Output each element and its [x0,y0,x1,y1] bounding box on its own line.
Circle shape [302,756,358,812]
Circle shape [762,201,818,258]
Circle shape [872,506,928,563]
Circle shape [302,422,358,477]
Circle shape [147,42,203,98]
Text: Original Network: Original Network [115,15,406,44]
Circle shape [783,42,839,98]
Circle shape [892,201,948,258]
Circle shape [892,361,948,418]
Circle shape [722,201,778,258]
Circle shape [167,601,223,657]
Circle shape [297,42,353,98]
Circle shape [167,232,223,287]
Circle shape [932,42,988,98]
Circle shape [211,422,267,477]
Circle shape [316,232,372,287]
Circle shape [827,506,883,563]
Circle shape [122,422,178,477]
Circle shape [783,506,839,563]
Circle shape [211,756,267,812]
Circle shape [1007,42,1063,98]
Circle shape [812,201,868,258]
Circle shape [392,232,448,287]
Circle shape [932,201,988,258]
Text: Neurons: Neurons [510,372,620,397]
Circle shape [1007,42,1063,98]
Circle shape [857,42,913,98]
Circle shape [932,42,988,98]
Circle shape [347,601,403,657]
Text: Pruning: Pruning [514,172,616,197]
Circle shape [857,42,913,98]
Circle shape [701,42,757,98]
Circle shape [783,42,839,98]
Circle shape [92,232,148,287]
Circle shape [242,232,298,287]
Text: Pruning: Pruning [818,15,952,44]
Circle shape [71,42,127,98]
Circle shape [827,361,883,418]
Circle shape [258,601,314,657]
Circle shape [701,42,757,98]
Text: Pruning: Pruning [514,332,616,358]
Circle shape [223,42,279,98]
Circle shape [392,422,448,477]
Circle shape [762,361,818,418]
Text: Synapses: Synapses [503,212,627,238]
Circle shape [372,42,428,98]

========================================================================

◆ **Task goal**
Find every line in the rows above that contains the word "Pruning", and copy each of those lines in full.

◆ **Result below**
Text: Pruning: Pruning [514,172,616,197]
Text: Pruning: Pruning [818,15,952,44]
Text: Pruning: Pruning [514,332,616,358]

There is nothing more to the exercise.